_Exercise objective_
Transcribe all the entries word for word, but omit the images.

[Begin Given data]

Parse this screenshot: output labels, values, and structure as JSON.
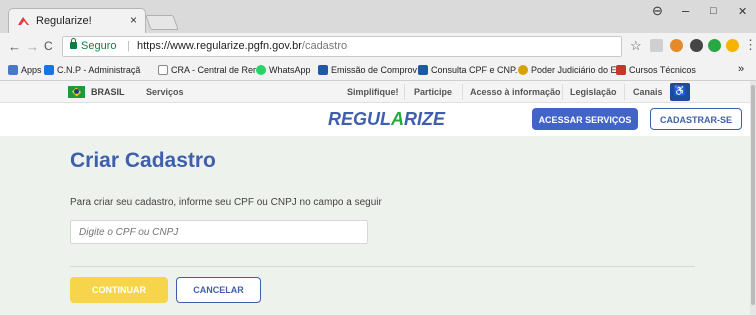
{
  "browser": {
    "tab_title": "Regularize!",
    "tab_close": "×",
    "window_controls": [
      "–",
      "□",
      "✕"
    ],
    "profile_glyph": "⊖",
    "security_label": "Seguro",
    "url_host": "https://www.regularize.pgfn.gov.br",
    "url_path": "/cadastro",
    "menu_glyph": "⋮",
    "extensions_more": "»"
  },
  "bookmarks": [
    {
      "label": "Apps",
      "icon": "apps-grid-icon",
      "color": "#4a78c8"
    },
    {
      "label": "C.N.P - Administraçã",
      "icon": "cnp-icon",
      "color": "#1a73e8"
    },
    {
      "label": "CRA - Central de Rer",
      "icon": "page-icon",
      "color": "#888888"
    },
    {
      "label": "WhatsApp",
      "icon": "whatsapp-icon",
      "color": "#25d366"
    },
    {
      "label": "Emissão de Comprov",
      "icon": "emissao-icon",
      "color": "#1d5aa6"
    },
    {
      "label": "Consulta CPF e CNP.",
      "icon": "consulta-icon",
      "color": "#1d5aa6"
    },
    {
      "label": "Poder Judiciário do E",
      "icon": "judiciario-icon",
      "color": "#d8a200"
    },
    {
      "label": "Cursos Técnicos",
      "icon": "cursos-icon",
      "color": "#c0392b"
    }
  ],
  "gov_bar": {
    "brasil": "BRASIL",
    "servicos": "Serviços",
    "items": [
      "Simplifique!",
      "Participe",
      "Acesso à informação",
      "Legislação",
      "Canais"
    ],
    "accessibility_glyph": "♿"
  },
  "header": {
    "logo_text_a": "REGUL",
    "logo_mark": "A",
    "logo_text_b": "RIZE",
    "access_button": "ACESSAR SERVIÇOS",
    "register_button": "CADASTRAR-SE"
  },
  "form": {
    "title": "Criar Cadastro",
    "instruction": "Para criar seu cadastro, informe seu CPF ou CNPJ no campo a seguir",
    "input_placeholder": "Digite o CPF ou CNPJ",
    "input_value": "",
    "continue_button": "CONTINUAR",
    "cancel_button": "CANCELAR"
  },
  "colors": {
    "brand_blue": "#3f5fad",
    "accent_yellow": "#f6d54a",
    "page_bg": "#eef2ec"
  }
}
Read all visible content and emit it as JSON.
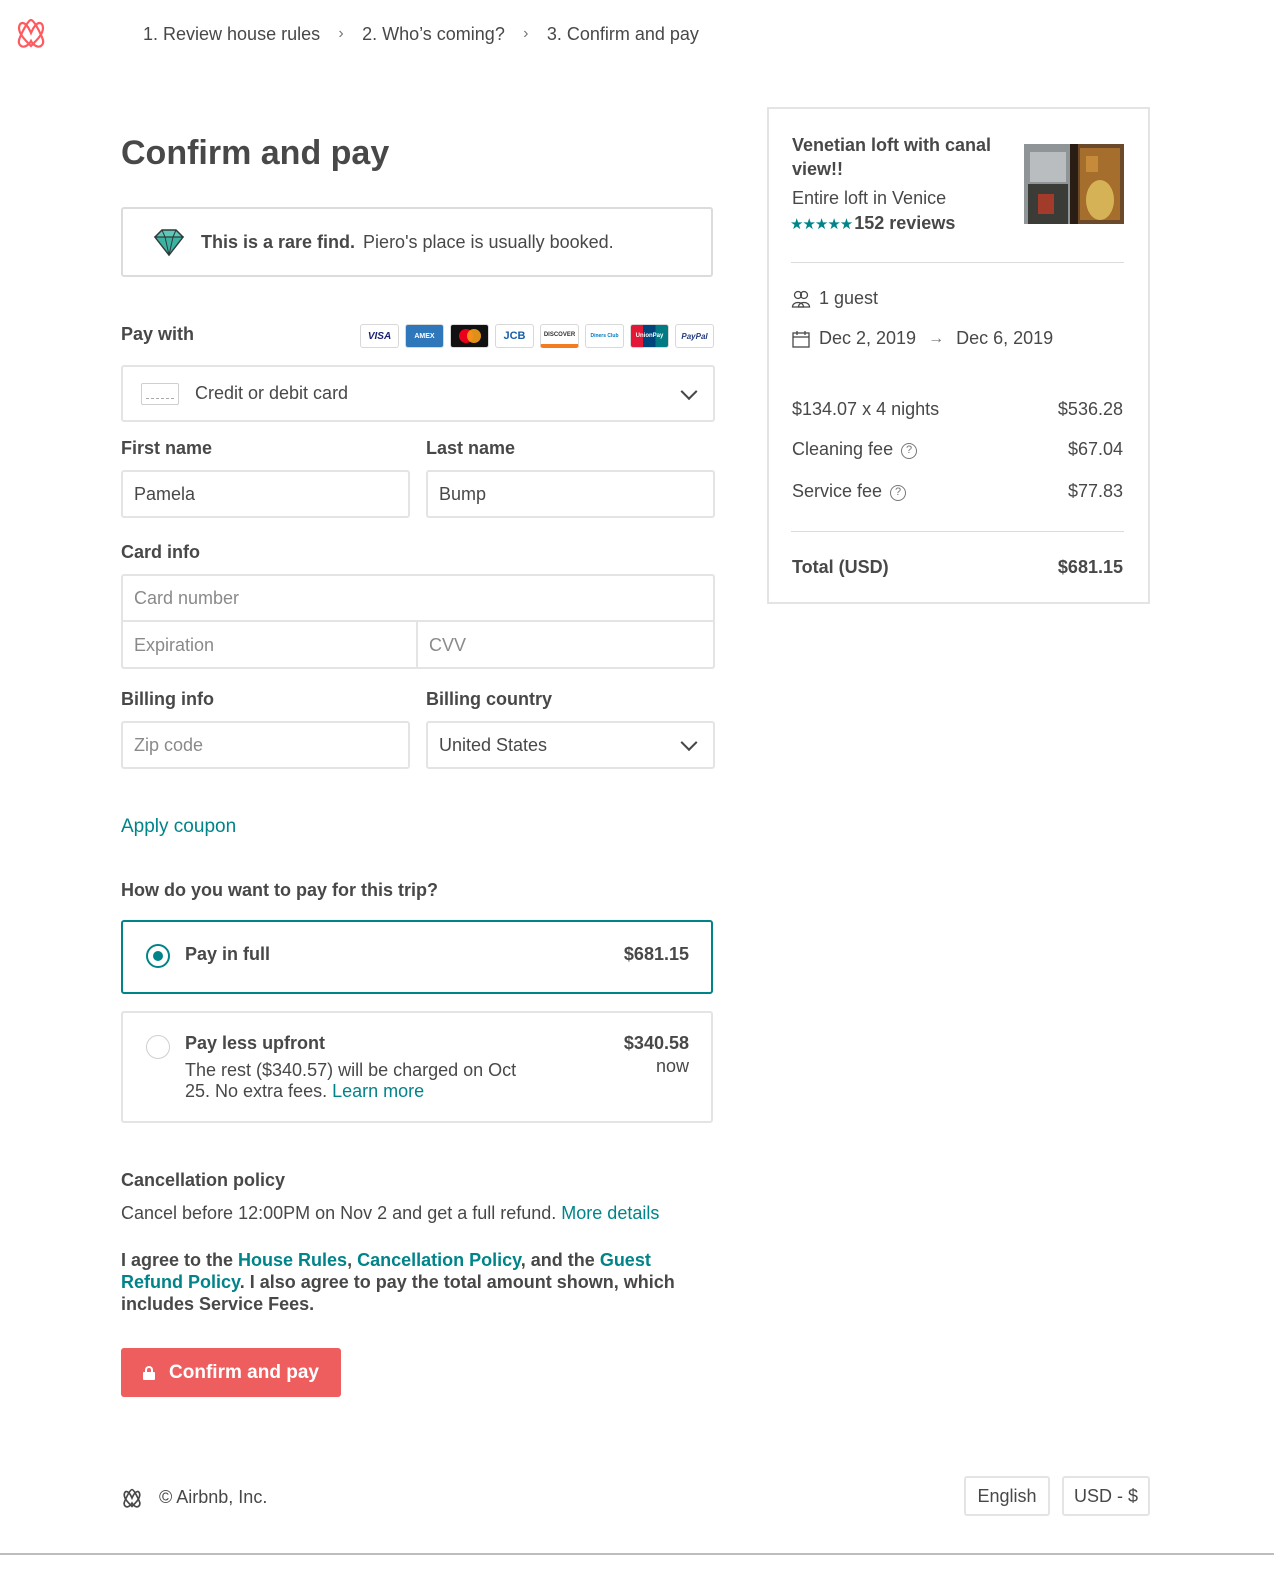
{
  "header": {
    "steps": [
      "1. Review house rules",
      "2. Who’s coming?",
      "3. Confirm and pay"
    ]
  },
  "main": {
    "title": "Confirm and pay",
    "rare": {
      "bold": "This is a rare find.",
      "text": "Piero's place is usually booked."
    },
    "pay_with": {
      "label": "Pay with",
      "card_brands": [
        "VISA",
        "AMEX",
        "mastercard",
        "JCB",
        "DISCOVER",
        "Diners Club",
        "UnionPay",
        "PayPal"
      ],
      "method": "Credit or debit card"
    },
    "first_name": {
      "label": "First name",
      "value": "Pamela"
    },
    "last_name": {
      "label": "Last name",
      "value": "Bump"
    },
    "card_info": {
      "label": "Card info",
      "number_placeholder": "Card number",
      "expiration_placeholder": "Expiration",
      "cvv_placeholder": "CVV"
    },
    "billing_info": {
      "label": "Billing info",
      "zip_placeholder": "Zip code"
    },
    "billing_country": {
      "label": "Billing country",
      "value": "United States"
    },
    "apply_coupon": "Apply coupon",
    "payment_question": "How do you want to pay for this trip?",
    "options": {
      "full": {
        "title": "Pay in full",
        "price": "$681.15"
      },
      "less": {
        "title": "Pay less upfront",
        "price": "$340.58",
        "now": "now",
        "sub": "The rest ($340.57) will be charged on Oct 25. No extra fees.",
        "learn_more": "Learn more"
      }
    },
    "cancellation": {
      "heading": "Cancellation policy",
      "text": "Cancel before 12:00PM on Nov 2 and get a full refund.",
      "more": "More details"
    },
    "agree": {
      "pre": "I agree to the ",
      "house_rules": "House Rules",
      "comma": ", ",
      "cancel_policy": "Cancellation Policy",
      "and": ", and the ",
      "refund_policy": "Guest Refund Policy",
      "post": ". I also agree to pay the total amount shown, which includes Service Fees."
    },
    "confirm_button": "Confirm and pay"
  },
  "sidebar": {
    "listing_title": "Venetian loft with canal view!!",
    "listing_sub": "Entire loft in Venice",
    "stars": "★★★★★",
    "reviews": "152 reviews",
    "guests": "1 guest",
    "check_in": "Dec 2, 2019",
    "check_out": "Dec 6, 2019",
    "fees": [
      {
        "label": "$134.07 x 4 nights",
        "amount": "$536.28"
      },
      {
        "label": "Cleaning fee",
        "amount": "$67.04"
      },
      {
        "label": "Service fee",
        "amount": "$77.83"
      }
    ],
    "total_label": "Total (USD)",
    "total_amount": "$681.15"
  },
  "footer": {
    "copyright": "© Airbnb, Inc.",
    "language": "English",
    "currency": "USD - $"
  },
  "colors": {
    "accent": "#008489",
    "brand": "#FF5A5F",
    "button": "#EF5E5E"
  }
}
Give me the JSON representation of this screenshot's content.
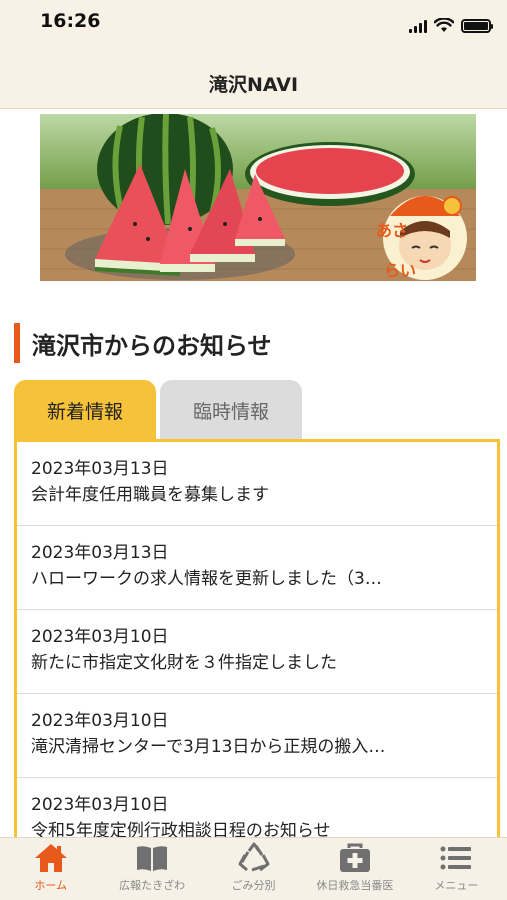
{
  "status_bar": {
    "time": "16:26"
  },
  "header": {
    "title": "滝沢NAVI"
  },
  "banner": {
    "character_text": "あさらい"
  },
  "section": {
    "title": "滝沢市からのお知らせ"
  },
  "tabs": [
    {
      "label": "新着情報",
      "active": true
    },
    {
      "label": "臨時情報",
      "active": false
    }
  ],
  "news": [
    {
      "date": "2023年03月13日",
      "title": "会計年度任用職員を募集します"
    },
    {
      "date": "2023年03月13日",
      "title": "ハローワークの求人情報を更新しました（3…"
    },
    {
      "date": "2023年03月10日",
      "title": "新たに市指定文化財を３件指定しました"
    },
    {
      "date": "2023年03月10日",
      "title": "滝沢清掃センターで3月13日から正規の搬入…"
    },
    {
      "date": "2023年03月10日",
      "title": "令和5年度定例行政相談日程のお知らせ"
    }
  ],
  "bottom_nav": [
    {
      "label": "ホーム",
      "icon": "home-icon",
      "active": true
    },
    {
      "label": "広報たきざわ",
      "icon": "book-icon",
      "active": false
    },
    {
      "label": "ごみ分別",
      "icon": "recycle-icon",
      "active": false
    },
    {
      "label": "休日救急当番医",
      "icon": "medical-kit-icon",
      "active": false
    },
    {
      "label": "メニュー",
      "icon": "menu-icon",
      "active": false
    }
  ],
  "colors": {
    "accent": "#e8591c",
    "tab_active": "#f5c23a",
    "header_bg": "#f8f2e6"
  }
}
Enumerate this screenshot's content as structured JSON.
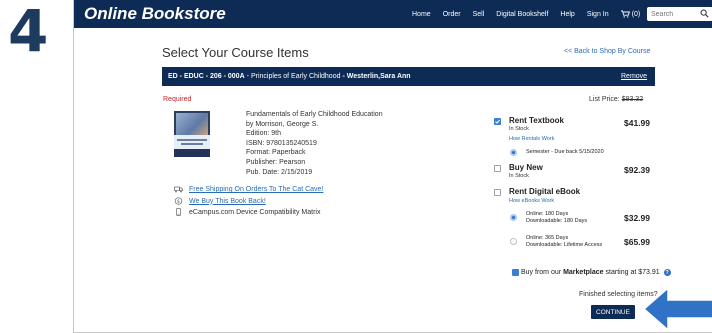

[End Given data]

_Task result_
Parse this screenshot: output labels, values, and structure as JSON.
{
  "browser": {
    "tab_title": "Regularize!",
    "tab_close": "×",
    "window_controls": [
      "–",
      "□",
      "✕"
    ],
    "profile_glyph": "⊖",
    "security_label": "Seguro",
    "url_host": "https://www.regularize.pgfn.gov.br",
    "url_path": "/cadastro",
    "menu_glyph": "⋮",
    "extensions_more": "»"
  },
  "bookmarks": [
    {
      "label": "Apps",
      "icon": "apps-grid-icon",
      "color": "#4a78c8"
    },
    {
      "label": "C.N.P - Administraçã",
      "icon": "cnp-icon",
      "color": "#1a73e8"
    },
    {
      "label": "CRA - Central de Rer",
      "icon": "page-icon",
      "color": "#888888"
    },
    {
      "label": "WhatsApp",
      "icon": "whatsapp-icon",
      "color": "#25d366"
    },
    {
      "label": "Emissão de Comprov",
      "icon": "emissao-icon",
      "color": "#1d5aa6"
    },
    {
      "label": "Consulta CPF e CNP.",
      "icon": "consulta-icon",
      "color": "#1d5aa6"
    },
    {
      "label": "Poder Judiciário do E",
      "icon": "judiciario-icon",
      "color": "#d8a200"
    },
    {
      "label": "Cursos Técnicos",
      "icon": "cursos-icon",
      "color": "#c0392b"
    }
  ],
  "gov_bar": {
    "brasil": "BRASIL",
    "servicos": "Serviços",
    "items": [
      "Simplifique!",
      "Participe",
      "Acesso à informação",
      "Legislação",
      "Canais"
    ],
    "accessibility_glyph": "♿"
  },
  "header": {
    "logo_text_a": "REGUL",
    "logo_mark": "A",
    "logo_text_b": "RIZE",
    "access_button": "ACESSAR SERVIÇOS",
    "register_button": "CADASTRAR-SE"
  },
  "form": {
    "title": "Criar Cadastro",
    "instruction": "Para criar seu cadastro, informe seu CPF ou CNPJ no campo a seguir",
    "input_placeholder": "Digite o CPF ou CNPJ",
    "input_value": "",
    "continue_button": "CONTINUAR",
    "cancel_button": "CANCELAR"
  },
  "colors": {
    "brand_blue": "#3f5fad",
    "accent_yellow": "#f6d54a",
    "page_bg": "#eef2ec"
  }
}
Read all visible content and emit it as JSON.
{
  "header": {
    "steps": [
      "1. Review house rules",
      "2. Who’s coming?",
      "3. Confirm and pay"
    ]
  },
  "main": {
    "title": "Confirm and pay",
    "rare": {
      "bold": "This is a rare find.",
      "text": "Piero's place is usually booked."
    },
    "pay_with": {
      "label": "Pay with",
      "card_brands": [
        "VISA",
        "AMEX",
        "mastercard",
        "JCB",
        "DISCOVER",
        "Diners Club",
        "UnionPay",
        "PayPal"
      ],
      "method": "Credit or debit card"
    },
    "first_name": {
      "label": "First name",
      "value": "Pamela"
    },
    "last_name": {
      "label": "Last name",
      "value": "Bump"
    },
    "card_info": {
      "label": "Card info",
      "number_placeholder": "Card number",
      "expiration_placeholder": "Expiration",
      "cvv_placeholder": "CVV"
    },
    "billing_info": {
      "label": "Billing info",
      "zip_placeholder": "Zip code"
    },
    "billing_country": {
      "label": "Billing country",
      "value": "United States"
    },
    "apply_coupon": "Apply coupon",
    "payment_question": "How do you want to pay for this trip?",
    "options": {
      "full": {
        "title": "Pay in full",
        "price": "$681.15"
      },
      "less": {
        "title": "Pay less upfront",
        "price": "$340.58",
        "now": "now",
        "sub": "The rest ($340.57) will be charged on Oct 25. No extra fees.",
        "learn_more": "Learn more"
      }
    },
    "cancellation": {
      "heading": "Cancellation policy",
      "text": "Cancel before 12:00PM on Nov 2 and get a full refund.",
      "more": "More details"
    },
    "agree": {
      "pre": "I agree to the ",
      "house_rules": "House Rules",
      "comma": ", ",
      "cancel_policy": "Cancellation Policy",
      "and": ", and the ",
      "refund_policy": "Guest Refund Policy",
      "post": ". I also agree to pay the total amount shown, which includes Service Fees."
    },
    "confirm_button": "Confirm and pay"
  },
  "sidebar": {
    "listing_title": "Venetian loft with canal view!!",
    "listing_sub": "Entire loft in Venice",
    "stars": "★★★★★",
    "reviews": "152 reviews",
    "guests": "1 guest",
    "check_in": "Dec 2, 2019",
    "check_out": "Dec 6, 2019",
    "fees": [
      {
        "label": "$134.07 x 4 nights",
        "amount": "$536.28"
      },
      {
        "label": "Cleaning fee",
        "amount": "$67.04"
      },
      {
        "label": "Service fee",
        "amount": "$77.83"
      }
    ],
    "total_label": "Total (USD)",
    "total_amount": "$681.15"
  },
  "footer": {
    "copyright": "© Airbnb, Inc.",
    "language": "English",
    "currency": "USD - $"
  },
  "colors": {
    "accent": "#008489",
    "brand": "#FF5A5F",
    "button": "#EF5E5E"
  }
}
Give me the JSON representation of this screenshot's content.
{
  "status_bar": {
    "time": "16:26"
  },
  "header": {
    "title": "滝沢NAVI"
  },
  "banner": {
    "character_text": "あさらい"
  },
  "section": {
    "title": "滝沢市からのお知らせ"
  },
  "tabs": [
    {
      "label": "新着情報",
      "active": true
    },
    {
      "label": "臨時情報",
      "active": false
    }
  ],
  "news": [
    {
      "date": "2023年03月13日",
      "title": "会計年度任用職員を募集します"
    },
    {
      "date": "2023年03月13日",
      "title": "ハローワークの求人情報を更新しました（3…"
    },
    {
      "date": "2023年03月10日",
      "title": "新たに市指定文化財を３件指定しました"
    },
    {
      "date": "2023年03月10日",
      "title": "滝沢清掃センターで3月13日から正規の搬入…"
    },
    {
      "date": "2023年03月10日",
      "title": "令和5年度定例行政相談日程のお知らせ"
    }
  ],
  "bottom_nav": [
    {
      "label": "ホーム",
      "icon": "home-icon",
      "active": true
    },
    {
      "label": "広報たきざわ",
      "icon": "book-icon",
      "active": false
    },
    {
      "label": "ごみ分別",
      "icon": "recycle-icon",
      "active": false
    },
    {
      "label": "休日救急当番医",
      "icon": "medical-kit-icon",
      "active": false
    },
    {
      "label": "メニュー",
      "icon": "menu-icon",
      "active": false
    }
  ],
  "colors": {
    "accent": "#e8591c",
    "tab_active": "#f5c23a",
    "header_bg": "#f8f2e6"
  }
}
Enumerate this screenshot's content as structured JSON.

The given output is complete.